* **SELECTED TEXT**:

And we have one more question from the line of Antti Kansanen from SEB.

Antti Kansanen

analyst
#19

Yes. It's Antti from SEB. A couple of questions from me as well. If you think about now your strategy going forward, and I guess the merger with Cargotec would have notably increased the company's scale, but obviously also created a more diverse structure with various different businesses. So how should we think about your strategy going forward? Is it focused on your core competencies in industrial cranes and port cranes and growth is organic by nature, perhaps complemented with bolt-on M&As? Or are you kind of seeing the benefits of scale for you individually as well, so targeting perhaps a bigger -- another bigger M&A or moving to a new verticals or anything like that. .

Christoph Vitzthum

executive
#20

Do you want to start?

Teo Ottola

executive
#21

Okay. Okay. So well, of course, regarding everything what you said about the core businesses -- current core businesses, of course, holds true. We want to grow within our businesses where we are today. We also want to do bolt-on acquisitions as we have been doing earlier. And I was already referring to the outsourcing opportunity within the service business, for example. Having said all that, we have been over the years already, we have been talking about, let's say, about this, I guess, seamless material flow also beyond industrial cranes and port cranes so that we are looking at, let's say, potentials within the wider material handling. And this is, of course, something that we have been doing for quite some time, and we will continue to investigate those kind of additional growth opportunities. We do not have anything to report on those kind of activities, but it has been part of the sort of way of doing things, and it will probably continue to be that way as well. Maybe Christoph, if you want to...

Christoph Vitzthum

executive
#22

No. I think Teo summarized it extremely well. I'd just like to highlight the fact that we are, of course, working on, as Teo already earlier mentioned, on improving the profitability of the company. We have a strong balance sheet that enables us to make strategic moves. And when we have something to say, we will say so.

Antti Kansanen

analyst
#23

Okay. And then I guess you already referred that it's been quite a lengthy process. So has there been some work, individual investments, footprint optimization, et cetera, it has been less undone or been on hold because of the pending merger? Is there something kind of you will now bring forward? Any comments on this?

* **DATASET RECORDS**:
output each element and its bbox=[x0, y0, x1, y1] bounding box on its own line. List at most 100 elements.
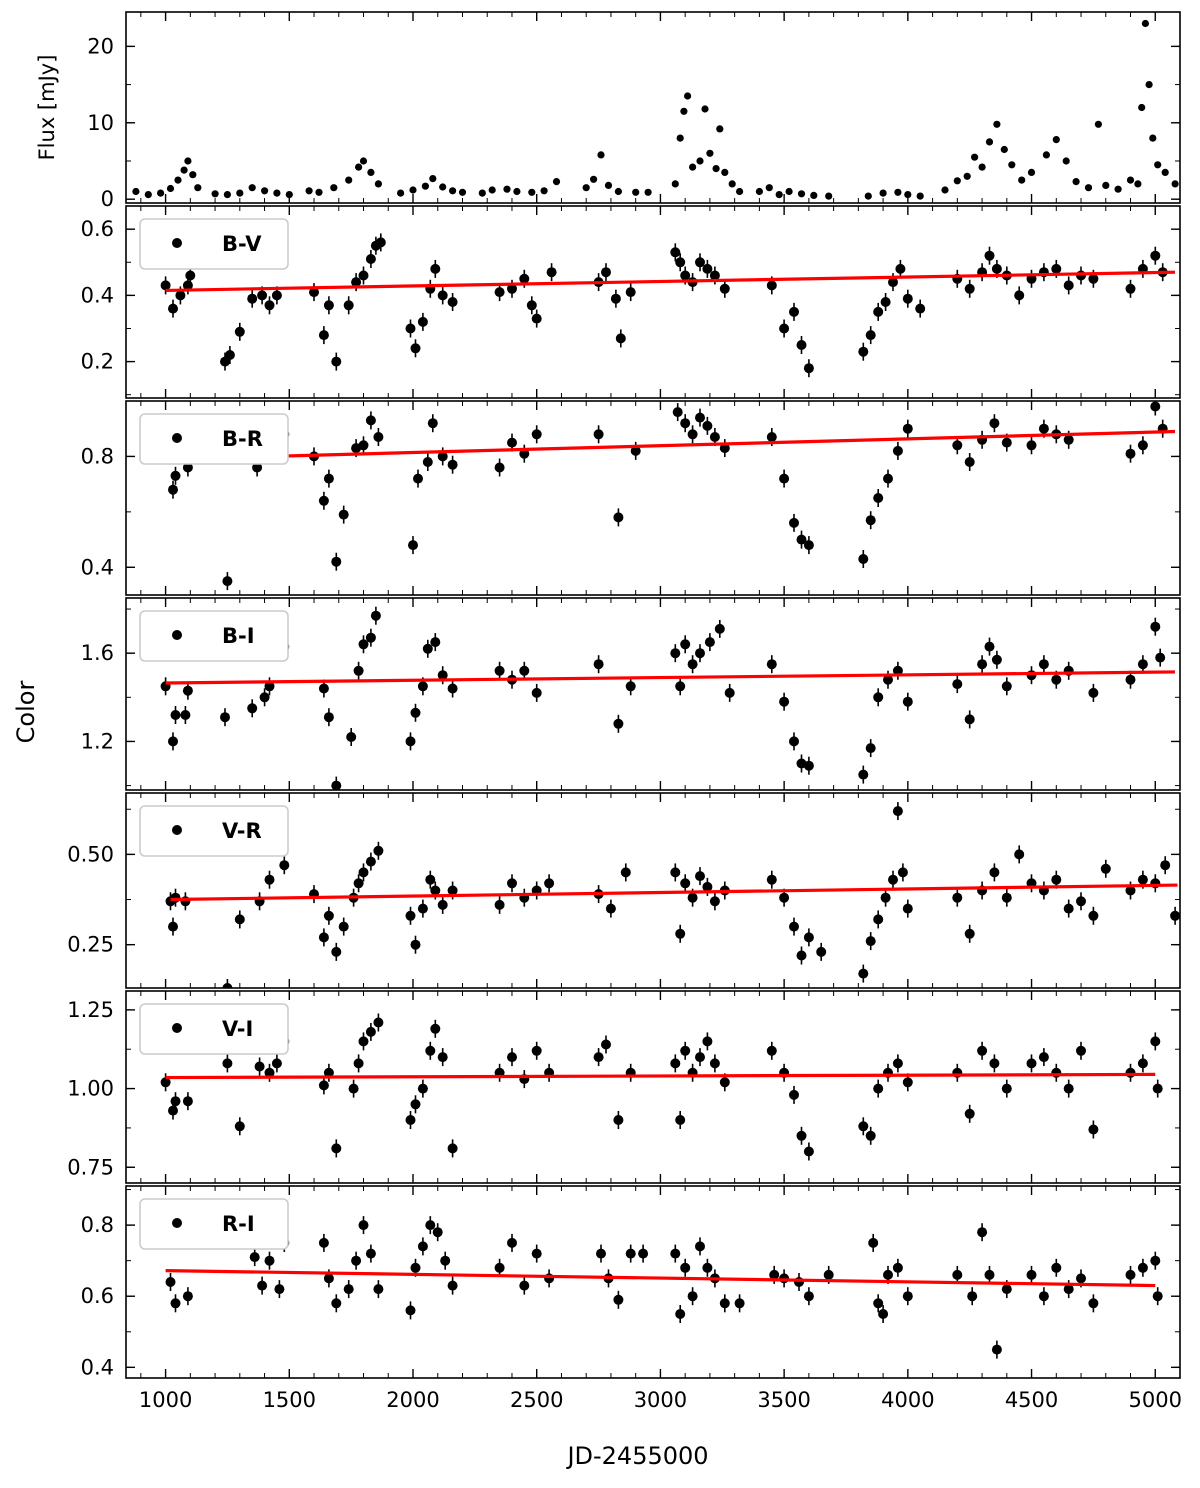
data-point bbox=[721, 168, 729, 176]
flux-axis-label: Flux [mJy] bbox=[35, 55, 59, 161]
x-tick-label: 2000 bbox=[386, 1388, 439, 1412]
points-5 bbox=[160, 1013, 1163, 1161]
data-point bbox=[953, 177, 961, 185]
data-point bbox=[189, 171, 197, 179]
legend-marker bbox=[172, 825, 182, 835]
data-point bbox=[236, 189, 244, 197]
legend-marker bbox=[172, 433, 182, 443]
data-point bbox=[689, 163, 697, 171]
y-tick-label: 0.2 bbox=[81, 350, 114, 374]
data-point bbox=[825, 192, 833, 200]
y-tick-label: 10 bbox=[87, 111, 114, 135]
y-tick-label: 1.6 bbox=[81, 641, 114, 665]
points-3 bbox=[160, 606, 1166, 790]
fit-line bbox=[165, 1072, 1156, 1080]
legend: B-I bbox=[139, 610, 289, 662]
panel-2: 0.4 0.8 B-R bbox=[81, 400, 1181, 596]
panel-frame bbox=[125, 205, 1181, 399]
data-point bbox=[1134, 180, 1142, 188]
legend: B-R bbox=[139, 413, 289, 465]
data-point bbox=[1102, 181, 1110, 189]
panel-frame bbox=[125, 400, 1181, 596]
legend-label: B-V bbox=[222, 232, 262, 256]
data-point bbox=[409, 186, 417, 194]
data-point bbox=[1084, 184, 1093, 192]
data-point bbox=[1149, 134, 1157, 142]
data-point bbox=[157, 189, 165, 197]
data-point bbox=[449, 187, 457, 195]
legend: R-I bbox=[139, 1198, 289, 1250]
data-point bbox=[785, 187, 793, 196]
points-6 bbox=[165, 1216, 1163, 1359]
legend-marker bbox=[172, 630, 182, 640]
legend-label: R-I bbox=[222, 1212, 255, 1236]
x-tick-label: 1500 bbox=[263, 1388, 316, 1412]
data-point bbox=[590, 175, 598, 183]
fit-line bbox=[170, 883, 1178, 902]
data-point bbox=[248, 184, 256, 192]
data-point bbox=[712, 165, 720, 173]
data-point bbox=[879, 189, 887, 197]
y-tick-label: 0.4 bbox=[81, 283, 114, 307]
data-point bbox=[963, 172, 971, 180]
legend: V-I bbox=[139, 1003, 289, 1055]
data-point bbox=[696, 157, 704, 165]
x-tick-label: 3000 bbox=[634, 1388, 687, 1412]
panel-frame bbox=[125, 597, 1181, 791]
data-point bbox=[728, 180, 736, 188]
color-axis-label: Color bbox=[12, 681, 40, 744]
data-point bbox=[706, 149, 714, 157]
data-point bbox=[166, 184, 175, 193]
data-point bbox=[174, 176, 182, 184]
data-point bbox=[1000, 145, 1008, 154]
legend-label: V-I bbox=[222, 1017, 253, 1041]
x-tick-label: 1000 bbox=[139, 1388, 192, 1412]
data-point bbox=[144, 191, 152, 199]
data-point bbox=[1027, 168, 1036, 176]
legend: B-V bbox=[139, 218, 289, 270]
points-0 bbox=[132, 19, 1179, 200]
legend-marker bbox=[172, 1218, 182, 1228]
y-tick-label: 0.6 bbox=[81, 217, 114, 241]
data-point bbox=[684, 92, 692, 100]
fit-line bbox=[165, 270, 1176, 293]
legend-box bbox=[139, 1198, 289, 1250]
data-point bbox=[941, 186, 949, 194]
panel-6: 0.4 0.6 0.8 R-I bbox=[81, 1185, 1181, 1379]
y-tick-label: 0.4 bbox=[81, 555, 114, 579]
data-point bbox=[330, 184, 338, 192]
legend-box bbox=[139, 413, 289, 465]
data-point bbox=[184, 157, 192, 165]
data-point bbox=[894, 188, 902, 196]
x-tick-label: 3500 bbox=[757, 1388, 810, 1412]
data-point bbox=[180, 166, 188, 174]
data-point bbox=[345, 176, 353, 184]
data-point bbox=[552, 178, 561, 186]
data-point bbox=[701, 105, 709, 113]
data-point bbox=[1154, 161, 1162, 169]
data-point bbox=[1094, 120, 1102, 128]
data-point bbox=[1018, 176, 1026, 184]
data-point bbox=[1008, 161, 1016, 169]
data-point bbox=[1138, 103, 1146, 112]
data-point bbox=[1114, 185, 1122, 193]
legend-label: B-I bbox=[222, 624, 255, 648]
data-point bbox=[978, 163, 986, 171]
data-point bbox=[765, 184, 773, 192]
data-point bbox=[211, 190, 219, 198]
panel-frame bbox=[125, 1185, 1181, 1379]
y-tick-label: 1.2 bbox=[81, 729, 114, 753]
fit-line bbox=[170, 429, 1176, 461]
data-point bbox=[223, 191, 231, 199]
data-point bbox=[478, 189, 486, 197]
data-point bbox=[604, 181, 613, 189]
data-point bbox=[985, 138, 994, 146]
data-point bbox=[1126, 176, 1135, 184]
data-point bbox=[632, 188, 640, 196]
legend-box bbox=[139, 218, 289, 270]
data-point bbox=[864, 192, 872, 200]
data-point bbox=[528, 188, 536, 196]
legend-box bbox=[139, 610, 289, 662]
legend-marker bbox=[172, 238, 182, 248]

* **WHAT YOU WILL DO**:
a – Using the call transcript, answer these:
(i) Which firm is the analyst Antti Kansanen from?
(ii) In which business does Teo Ottola point to an outsourcing opportunity?
(iii) Which two kinds of cranes does the analyst name as the company's core competencies?
b – Reproduce the part of the call transcript from "Yes. It's Antti" up to and including "want to start?".
c – In the call transcript, what reason does Christoph Vitzthum give for the company being able to make strategic moves?

* **SOLUTIONS IN ORDER**:
a –
(i) SEB
(ii) The service business
(iii) Industrial cranes and port cranes

b –
Yes. It's Antti from SEB. A couple of questions from me as well. If you think about now your strategy going forward, and I guess the merger with Cargotec would have notably increased the company's scale, but obviously also created a more diverse structure with various different businesses. So how should we think about your strategy going forward? Is it focused on your core competencies in industrial cranes and port cranes and growth is organic by nature, perhaps complemented with bolt-on M&As? Or are you kind of seeing the benefits of scale for you individually as well, so targeting perhaps a bigger -- another bigger M&A or moving to a new verticals or anything like that. .

Christoph Vitzthum

executive
#20

Do you want to start?

c – The company has a strong balance sheet, which he says enables it to make strategic moves.